_What the task requires:_ Set down, without alteration, the lines from the one that contains "Parse this screenshot: output" through the final line of the material below.

_Working data:_
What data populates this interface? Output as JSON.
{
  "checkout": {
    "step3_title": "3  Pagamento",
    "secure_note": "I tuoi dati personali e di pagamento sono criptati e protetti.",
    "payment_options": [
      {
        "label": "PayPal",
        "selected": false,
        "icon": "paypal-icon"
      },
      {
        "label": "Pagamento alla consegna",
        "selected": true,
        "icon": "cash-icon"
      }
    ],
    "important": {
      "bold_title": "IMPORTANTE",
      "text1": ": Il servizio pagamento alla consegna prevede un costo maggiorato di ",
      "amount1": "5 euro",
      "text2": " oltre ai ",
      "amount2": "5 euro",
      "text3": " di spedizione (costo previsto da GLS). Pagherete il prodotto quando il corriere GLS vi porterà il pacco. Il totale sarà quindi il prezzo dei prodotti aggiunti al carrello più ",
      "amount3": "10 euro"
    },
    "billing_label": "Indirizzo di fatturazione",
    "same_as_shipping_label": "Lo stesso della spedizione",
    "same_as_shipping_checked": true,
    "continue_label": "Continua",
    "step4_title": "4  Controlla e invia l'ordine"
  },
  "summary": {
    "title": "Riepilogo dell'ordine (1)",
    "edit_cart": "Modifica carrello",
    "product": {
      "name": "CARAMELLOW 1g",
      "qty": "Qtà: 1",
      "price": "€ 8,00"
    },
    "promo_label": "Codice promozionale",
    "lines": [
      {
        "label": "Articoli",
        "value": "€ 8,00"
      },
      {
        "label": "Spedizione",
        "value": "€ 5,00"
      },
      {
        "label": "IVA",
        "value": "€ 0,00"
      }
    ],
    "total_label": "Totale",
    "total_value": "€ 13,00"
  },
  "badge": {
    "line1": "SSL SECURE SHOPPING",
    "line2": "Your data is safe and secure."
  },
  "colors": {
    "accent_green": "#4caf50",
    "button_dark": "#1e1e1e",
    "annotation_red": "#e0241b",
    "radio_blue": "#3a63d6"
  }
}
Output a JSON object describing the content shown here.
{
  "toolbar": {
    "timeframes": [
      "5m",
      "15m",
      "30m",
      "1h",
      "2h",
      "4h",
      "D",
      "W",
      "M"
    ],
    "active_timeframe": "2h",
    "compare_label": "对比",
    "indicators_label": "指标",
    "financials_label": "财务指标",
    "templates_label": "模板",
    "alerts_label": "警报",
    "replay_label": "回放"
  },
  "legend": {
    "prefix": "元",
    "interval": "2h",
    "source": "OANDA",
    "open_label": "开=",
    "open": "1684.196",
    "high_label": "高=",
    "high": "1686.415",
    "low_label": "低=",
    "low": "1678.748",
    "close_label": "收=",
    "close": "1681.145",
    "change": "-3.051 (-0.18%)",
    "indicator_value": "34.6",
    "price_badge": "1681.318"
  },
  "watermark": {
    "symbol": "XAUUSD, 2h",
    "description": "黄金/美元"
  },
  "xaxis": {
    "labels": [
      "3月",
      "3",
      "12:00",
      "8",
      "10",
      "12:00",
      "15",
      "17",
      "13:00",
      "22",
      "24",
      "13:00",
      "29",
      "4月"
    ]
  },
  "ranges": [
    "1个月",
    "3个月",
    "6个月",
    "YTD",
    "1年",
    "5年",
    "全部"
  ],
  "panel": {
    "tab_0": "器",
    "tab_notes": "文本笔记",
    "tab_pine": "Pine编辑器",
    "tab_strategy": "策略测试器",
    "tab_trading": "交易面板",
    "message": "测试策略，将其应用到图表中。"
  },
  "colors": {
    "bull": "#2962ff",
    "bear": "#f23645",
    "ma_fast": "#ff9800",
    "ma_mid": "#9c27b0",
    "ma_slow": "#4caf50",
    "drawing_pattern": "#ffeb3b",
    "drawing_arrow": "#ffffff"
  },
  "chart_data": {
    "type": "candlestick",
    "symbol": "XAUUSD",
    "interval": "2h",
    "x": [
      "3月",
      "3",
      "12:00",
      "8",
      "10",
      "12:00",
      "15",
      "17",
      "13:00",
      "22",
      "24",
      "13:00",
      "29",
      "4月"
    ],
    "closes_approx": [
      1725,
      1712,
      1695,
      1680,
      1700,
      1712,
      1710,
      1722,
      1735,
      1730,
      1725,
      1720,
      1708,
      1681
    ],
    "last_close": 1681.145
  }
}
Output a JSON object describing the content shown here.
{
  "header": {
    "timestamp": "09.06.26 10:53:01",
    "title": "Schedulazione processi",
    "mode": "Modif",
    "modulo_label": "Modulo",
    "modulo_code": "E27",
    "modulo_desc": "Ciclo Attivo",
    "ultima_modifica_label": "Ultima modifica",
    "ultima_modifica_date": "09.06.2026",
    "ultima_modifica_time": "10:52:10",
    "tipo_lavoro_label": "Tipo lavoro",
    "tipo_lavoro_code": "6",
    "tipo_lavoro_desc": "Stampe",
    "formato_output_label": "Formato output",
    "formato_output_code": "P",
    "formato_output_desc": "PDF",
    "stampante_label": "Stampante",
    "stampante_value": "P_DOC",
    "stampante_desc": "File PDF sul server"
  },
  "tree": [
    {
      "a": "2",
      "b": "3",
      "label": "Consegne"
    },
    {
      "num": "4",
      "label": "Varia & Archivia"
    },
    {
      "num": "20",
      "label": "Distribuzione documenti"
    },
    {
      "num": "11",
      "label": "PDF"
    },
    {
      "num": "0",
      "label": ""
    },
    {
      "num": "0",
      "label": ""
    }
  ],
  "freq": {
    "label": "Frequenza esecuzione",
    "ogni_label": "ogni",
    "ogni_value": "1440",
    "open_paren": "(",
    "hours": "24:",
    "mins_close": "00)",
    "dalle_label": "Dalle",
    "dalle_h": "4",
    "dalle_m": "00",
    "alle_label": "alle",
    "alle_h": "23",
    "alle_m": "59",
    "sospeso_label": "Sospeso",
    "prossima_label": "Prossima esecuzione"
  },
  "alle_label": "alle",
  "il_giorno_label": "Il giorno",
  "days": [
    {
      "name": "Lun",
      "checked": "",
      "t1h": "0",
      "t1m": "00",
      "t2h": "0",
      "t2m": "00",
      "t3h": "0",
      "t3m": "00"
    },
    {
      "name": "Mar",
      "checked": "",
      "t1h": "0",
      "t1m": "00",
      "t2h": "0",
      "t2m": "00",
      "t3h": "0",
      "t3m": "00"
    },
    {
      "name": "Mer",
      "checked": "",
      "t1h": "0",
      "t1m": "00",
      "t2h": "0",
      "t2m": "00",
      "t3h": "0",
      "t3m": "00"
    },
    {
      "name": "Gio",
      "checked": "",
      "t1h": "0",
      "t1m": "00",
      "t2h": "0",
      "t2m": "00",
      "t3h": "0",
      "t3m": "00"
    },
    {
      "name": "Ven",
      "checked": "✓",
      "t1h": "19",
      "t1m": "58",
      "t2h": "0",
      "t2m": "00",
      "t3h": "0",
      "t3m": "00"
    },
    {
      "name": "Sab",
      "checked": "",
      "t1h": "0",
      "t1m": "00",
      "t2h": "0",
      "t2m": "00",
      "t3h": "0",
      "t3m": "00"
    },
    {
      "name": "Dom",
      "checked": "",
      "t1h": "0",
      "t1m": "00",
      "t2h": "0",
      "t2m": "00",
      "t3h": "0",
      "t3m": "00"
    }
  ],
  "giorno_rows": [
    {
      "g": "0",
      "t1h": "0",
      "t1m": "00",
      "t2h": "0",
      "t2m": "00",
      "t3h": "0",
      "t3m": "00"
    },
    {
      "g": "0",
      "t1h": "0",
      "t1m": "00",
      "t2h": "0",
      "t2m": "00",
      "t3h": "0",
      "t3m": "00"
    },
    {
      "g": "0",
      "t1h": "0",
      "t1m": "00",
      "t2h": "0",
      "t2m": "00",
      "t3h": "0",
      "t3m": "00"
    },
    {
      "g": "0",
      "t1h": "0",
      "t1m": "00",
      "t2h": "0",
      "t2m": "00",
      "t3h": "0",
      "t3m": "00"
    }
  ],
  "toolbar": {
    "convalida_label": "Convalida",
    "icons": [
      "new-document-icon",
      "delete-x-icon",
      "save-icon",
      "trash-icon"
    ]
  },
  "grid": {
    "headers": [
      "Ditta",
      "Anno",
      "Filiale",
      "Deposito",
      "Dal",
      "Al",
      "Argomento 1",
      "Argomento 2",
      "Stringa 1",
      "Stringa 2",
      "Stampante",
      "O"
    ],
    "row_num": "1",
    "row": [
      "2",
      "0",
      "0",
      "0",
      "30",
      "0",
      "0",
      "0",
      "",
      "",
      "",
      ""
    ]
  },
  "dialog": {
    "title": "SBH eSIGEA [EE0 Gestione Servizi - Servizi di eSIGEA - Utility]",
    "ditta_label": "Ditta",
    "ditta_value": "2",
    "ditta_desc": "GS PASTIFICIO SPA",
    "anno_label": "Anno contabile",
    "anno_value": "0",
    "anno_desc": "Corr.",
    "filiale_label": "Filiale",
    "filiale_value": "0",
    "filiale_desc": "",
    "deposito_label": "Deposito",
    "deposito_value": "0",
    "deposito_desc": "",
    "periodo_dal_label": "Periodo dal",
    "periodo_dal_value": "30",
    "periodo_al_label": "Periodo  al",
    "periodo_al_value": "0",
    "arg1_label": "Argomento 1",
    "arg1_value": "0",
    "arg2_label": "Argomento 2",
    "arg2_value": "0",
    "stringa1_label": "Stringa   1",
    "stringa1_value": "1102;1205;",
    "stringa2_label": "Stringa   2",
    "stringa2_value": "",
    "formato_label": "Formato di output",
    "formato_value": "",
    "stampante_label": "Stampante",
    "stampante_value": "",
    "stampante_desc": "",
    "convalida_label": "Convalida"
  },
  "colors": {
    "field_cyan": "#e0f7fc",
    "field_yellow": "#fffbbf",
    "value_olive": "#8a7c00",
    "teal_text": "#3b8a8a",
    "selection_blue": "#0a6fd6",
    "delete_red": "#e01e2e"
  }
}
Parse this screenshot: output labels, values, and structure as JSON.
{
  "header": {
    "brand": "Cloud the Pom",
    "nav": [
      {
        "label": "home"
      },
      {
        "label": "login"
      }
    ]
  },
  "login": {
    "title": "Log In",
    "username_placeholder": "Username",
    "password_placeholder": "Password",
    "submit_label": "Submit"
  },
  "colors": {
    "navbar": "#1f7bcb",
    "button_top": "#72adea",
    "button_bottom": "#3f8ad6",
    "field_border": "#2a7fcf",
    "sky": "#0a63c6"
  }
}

_Problem solution:_
Parse this screenshot: output labels, values, and structure as JSON.
{
  "header": {
    "brand": "Cloud the Pom",
    "nav": [
      {
        "label": "home"
      },
      {
        "label": "login"
      }
    ]
  },
  "login": {
    "title": "Log In",
    "username_placeholder": "Username",
    "password_placeholder": "Password",
    "submit_label": "Submit"
  },
  "colors": {
    "navbar": "#1f7bcb",
    "button_top": "#72adea",
    "button_bottom": "#3f8ad6",
    "field_border": "#2a7fcf",
    "sky": "#0a63c6"
  }
}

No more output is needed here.